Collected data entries
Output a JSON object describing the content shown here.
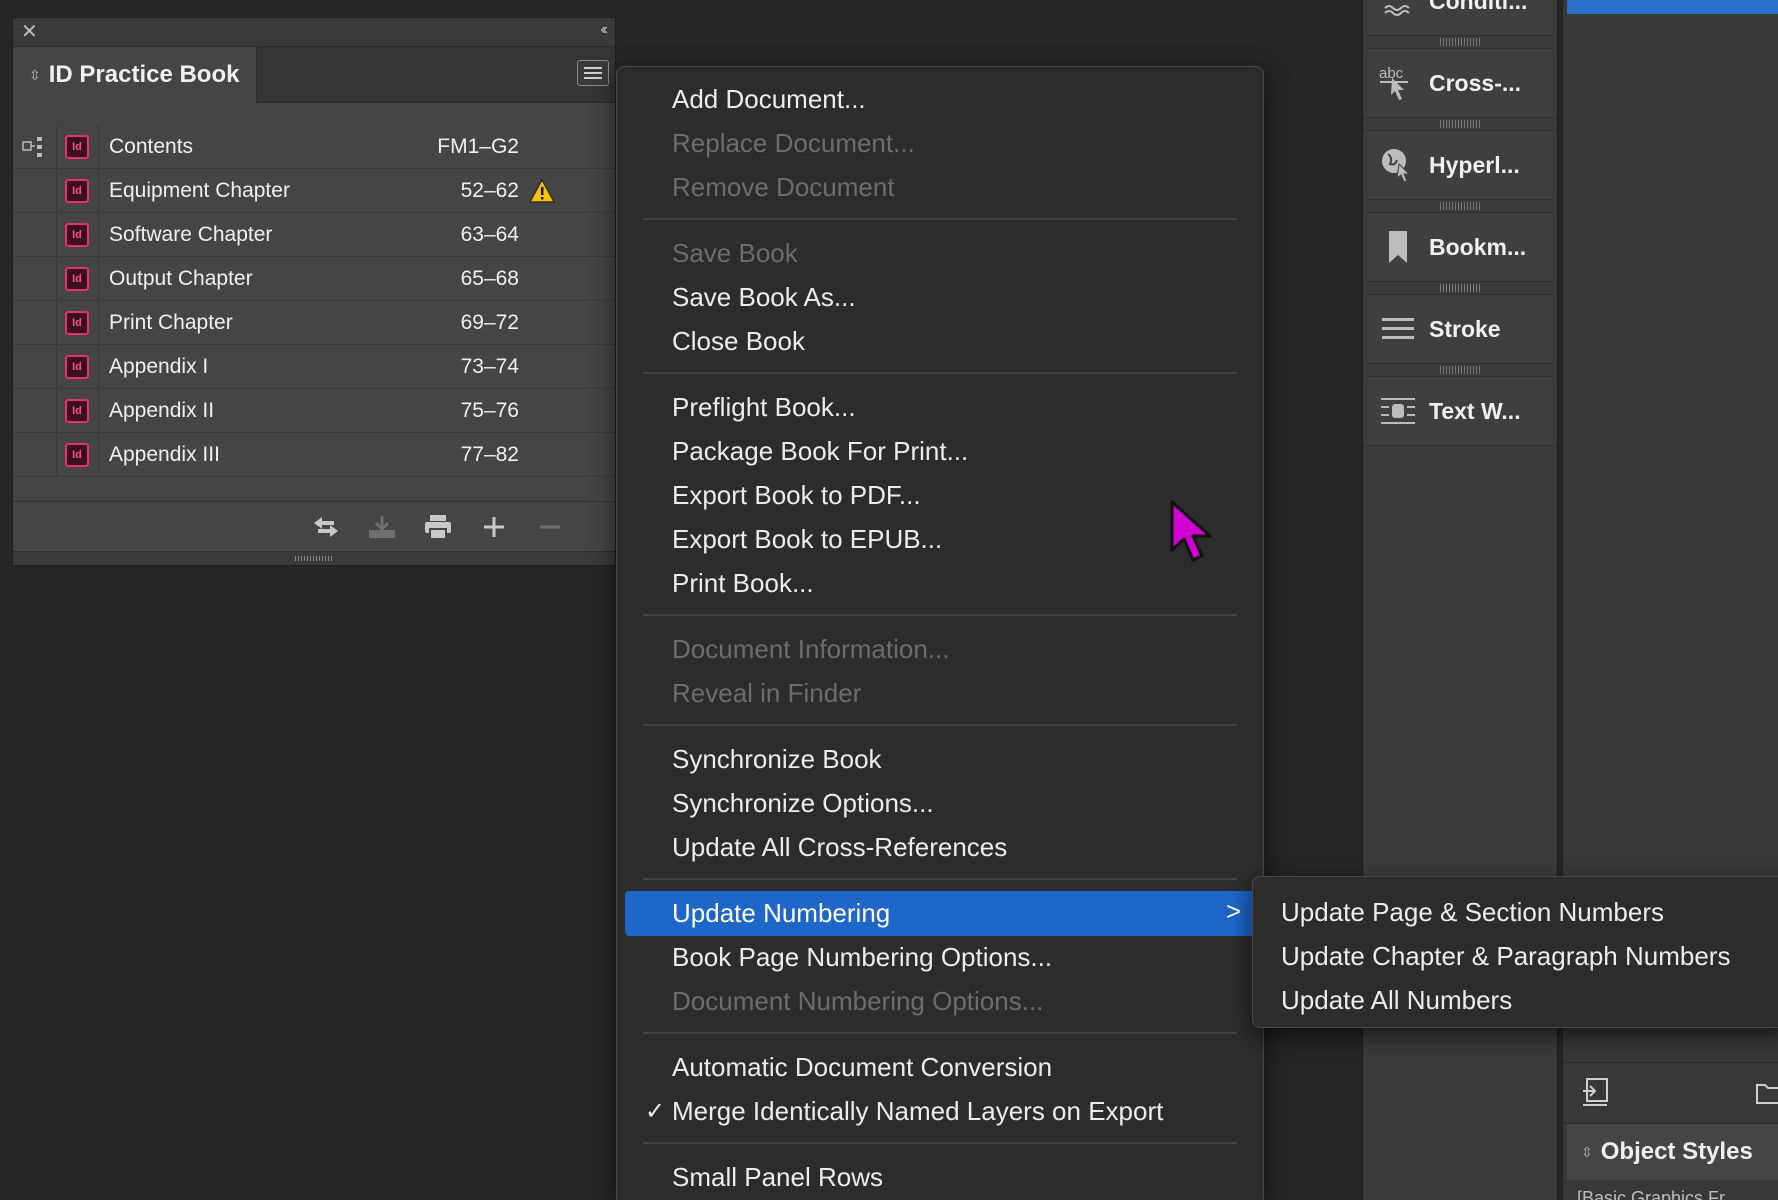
{
  "book_panel": {
    "close_glyph": "✕",
    "collapse_glyph": "‹‹",
    "tab_title": "ID Practice Book",
    "rows": [
      {
        "name": "Contents",
        "pages": "FM1–G2",
        "warning": false
      },
      {
        "name": "Equipment Chapter",
        "pages": "52–62",
        "warning": true
      },
      {
        "name": "Software Chapter",
        "pages": "63–64",
        "warning": false
      },
      {
        "name": "Output Chapter",
        "pages": "65–68",
        "warning": false
      },
      {
        "name": "Print Chapter",
        "pages": "69–72",
        "warning": false
      },
      {
        "name": "Appendix I",
        "pages": "73–74",
        "warning": false
      },
      {
        "name": "Appendix II",
        "pages": "75–76",
        "warning": false
      },
      {
        "name": "Appendix III",
        "pages": "77–82",
        "warning": false
      }
    ],
    "doc_icon_label": "Id",
    "footer_buttons": [
      "sync-icon",
      "save-icon",
      "print-icon",
      "add-icon",
      "remove-icon"
    ]
  },
  "menu": {
    "items": [
      {
        "label": "Add Document...",
        "disabled": false
      },
      {
        "label": "Replace Document...",
        "disabled": true
      },
      {
        "label": "Remove Document",
        "disabled": true
      },
      {
        "label": "Save Book",
        "disabled": true
      },
      {
        "label": "Save Book As...",
        "disabled": false
      },
      {
        "label": "Close Book",
        "disabled": false
      },
      {
        "label": "Preflight Book...",
        "disabled": false
      },
      {
        "label": "Package Book For Print...",
        "disabled": false
      },
      {
        "label": "Export Book to PDF...",
        "disabled": false
      },
      {
        "label": "Export Book to EPUB...",
        "disabled": false
      },
      {
        "label": "Print Book...",
        "disabled": false
      },
      {
        "label": "Document Information...",
        "disabled": true
      },
      {
        "label": "Reveal in Finder",
        "disabled": true
      },
      {
        "label": "Synchronize Book",
        "disabled": false
      },
      {
        "label": "Synchronize Options...",
        "disabled": false
      },
      {
        "label": "Update All Cross-References",
        "disabled": false
      },
      {
        "label": "Update Numbering",
        "disabled": false,
        "active": true,
        "submenu": true
      },
      {
        "label": "Book Page Numbering Options...",
        "disabled": false
      },
      {
        "label": "Document Numbering Options...",
        "disabled": true
      },
      {
        "label": "Automatic Document Conversion",
        "disabled": false
      },
      {
        "label": "Merge Identically Named Layers on Export",
        "disabled": false,
        "checked": true
      },
      {
        "label": "Small Panel Rows",
        "disabled": false
      }
    ],
    "submenu_chevron": ">",
    "check_glyph": "✓"
  },
  "submenu": {
    "items": [
      "Update Page & Section Numbers",
      "Update Chapter & Paragraph Numbers",
      "Update All Numbers"
    ]
  },
  "dock": {
    "items": [
      {
        "label": "Conditi...",
        "icon": "conditional-text-icon"
      },
      {
        "label": "Cross-...",
        "icon": "cross-references-icon"
      },
      {
        "label": "Hyperl...",
        "icon": "hyperlinks-icon"
      },
      {
        "label": "Bookm...",
        "icon": "bookmarks-icon"
      },
      {
        "label": "Stroke",
        "icon": "stroke-icon"
      },
      {
        "label": "Text W...",
        "icon": "text-wrap-icon"
      }
    ]
  },
  "far_panel": {
    "tab_title": "Object Styles",
    "cut_text": "[Basic Graphics Fr..."
  },
  "colors": {
    "menu_highlight": "#1e66c8",
    "id_icon": "#e8306d",
    "cursor": "#d000d0",
    "warning": "#f3c300"
  }
}
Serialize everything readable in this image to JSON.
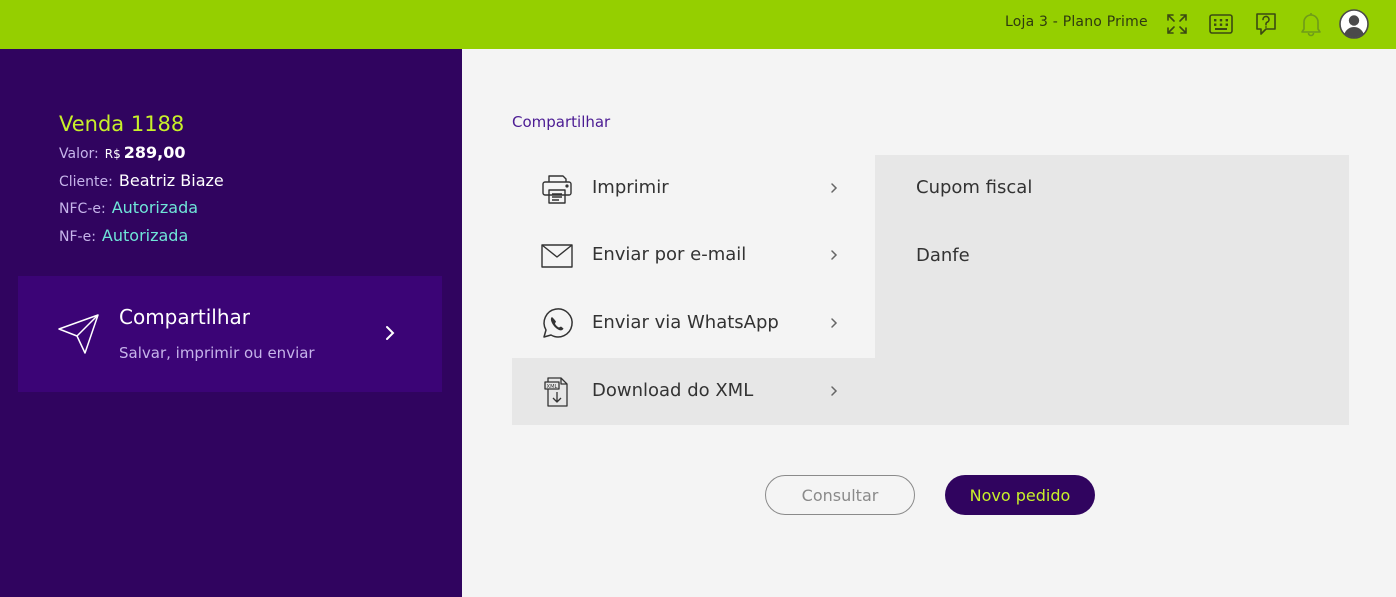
{
  "topbar": {
    "store_label": "Loja 3 - Plano Prime",
    "icons": [
      "fullscreen-icon",
      "keyboard-icon",
      "help-icon",
      "bell-icon",
      "user-avatar-icon"
    ]
  },
  "sale": {
    "title": "Venda 1188",
    "valor_label": "Valor:",
    "currency": "R$",
    "amount": "289,00",
    "cliente_label": "Cliente:",
    "cliente": "Beatriz Biaze",
    "nfce_label": "NFC-e:",
    "nfce_status": "Autorizada",
    "nfe_label": "NF-e:",
    "nfe_status": "Autorizada"
  },
  "share_card": {
    "title": "Compartilhar",
    "subtitle": "Salvar, imprimir ou enviar",
    "icon": "paper-plane-icon"
  },
  "main": {
    "section_title": "Compartilhar",
    "options": [
      {
        "label": "Imprimir",
        "icon": "printer-icon"
      },
      {
        "label": "Enviar por e-mail",
        "icon": "envelope-icon"
      },
      {
        "label": "Enviar via WhatsApp",
        "icon": "whatsapp-icon"
      },
      {
        "label": "Download do XML",
        "icon": "xml-download-icon",
        "selected": true
      }
    ],
    "submenu": [
      "Cupom fiscal",
      "Danfe"
    ]
  },
  "actions": {
    "consultar": "Consultar",
    "novo_pedido": "Novo pedido"
  },
  "colors": {
    "topbar": "#95cf00",
    "sidebar": "#30045f",
    "accent_lime": "#c8f02a",
    "status_cyan": "#6fe6d8"
  }
}
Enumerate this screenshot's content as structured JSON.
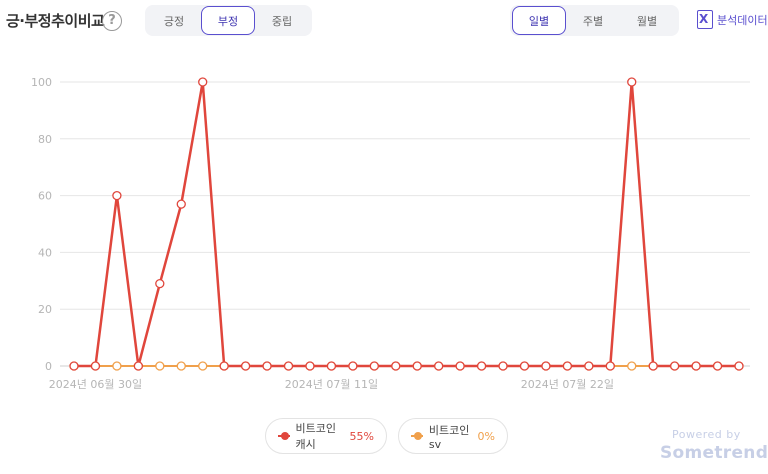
{
  "header": {
    "title": "긍·부정추이비교",
    "help_icon": "question-circle-icon",
    "sentiment_tabs": [
      {
        "label": "긍정",
        "active": false
      },
      {
        "label": "부정",
        "active": true
      },
      {
        "label": "중립",
        "active": false
      }
    ],
    "period_tabs": [
      {
        "label": "일별",
        "active": true
      },
      {
        "label": "주별",
        "active": false
      },
      {
        "label": "월별",
        "active": false
      }
    ],
    "export_label": "분석데이터",
    "export_icon": "excel-icon"
  },
  "colors": {
    "accent": "#5a4fcf",
    "series1": "#e0463c",
    "series2": "#f0a04b",
    "grid": "#e6e6e6",
    "axis_text": "#b5b5b5"
  },
  "chart_data": {
    "type": "line",
    "x": [
      "2024-06-29",
      "2024-06-30",
      "2024-07-01",
      "2024-07-02",
      "2024-07-03",
      "2024-07-04",
      "2024-07-05",
      "2024-07-06",
      "2024-07-07",
      "2024-07-08",
      "2024-07-09",
      "2024-07-10",
      "2024-07-11",
      "2024-07-12",
      "2024-07-13",
      "2024-07-14",
      "2024-07-15",
      "2024-07-16",
      "2024-07-17",
      "2024-07-18",
      "2024-07-19",
      "2024-07-20",
      "2024-07-21",
      "2024-07-22",
      "2024-07-23",
      "2024-07-24",
      "2024-07-25",
      "2024-07-26",
      "2024-07-27",
      "2024-07-28",
      "2024-07-29",
      "2024-07-30"
    ],
    "x_tick_labels": [
      {
        "at": "2024-06-30",
        "label": "2024년 06월 30일"
      },
      {
        "at": "2024-07-11",
        "label": "2024년 07월 11일"
      },
      {
        "at": "2024-07-22",
        "label": "2024년 07월 22일"
      }
    ],
    "series": [
      {
        "name": "비트코인캐시",
        "percent": "55%",
        "values": [
          0,
          0,
          60,
          0,
          29,
          57,
          100,
          0,
          0,
          0,
          0,
          0,
          0,
          0,
          0,
          0,
          0,
          0,
          0,
          0,
          0,
          0,
          0,
          0,
          0,
          0,
          100,
          0,
          0,
          0,
          0,
          0
        ]
      },
      {
        "name": "비트코인sv",
        "percent": "0%",
        "values": [
          0,
          0,
          0,
          0,
          0,
          0,
          0,
          0,
          0,
          0,
          0,
          0,
          0,
          0,
          0,
          0,
          0,
          0,
          0,
          0,
          0,
          0,
          0,
          0,
          0,
          0,
          0,
          0,
          0,
          0,
          0,
          0
        ]
      }
    ],
    "y_ticks": [
      "0",
      "20",
      "40",
      "60",
      "80",
      "100"
    ],
    "ylim": [
      0,
      100
    ],
    "grid": true,
    "legend_position": "bottom"
  },
  "footer": {
    "powered_by": "Powered by",
    "brand": "Sometrend"
  }
}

- **SET EXERCISE**: Gather each line in the entries above where the string "JSON" is found.

- **TASK SOLUTION**:
Output a JSON object describing the content shown here.
Serialize everything readable in this image to JSON.
Enumerate this screenshot's content as structured JSON.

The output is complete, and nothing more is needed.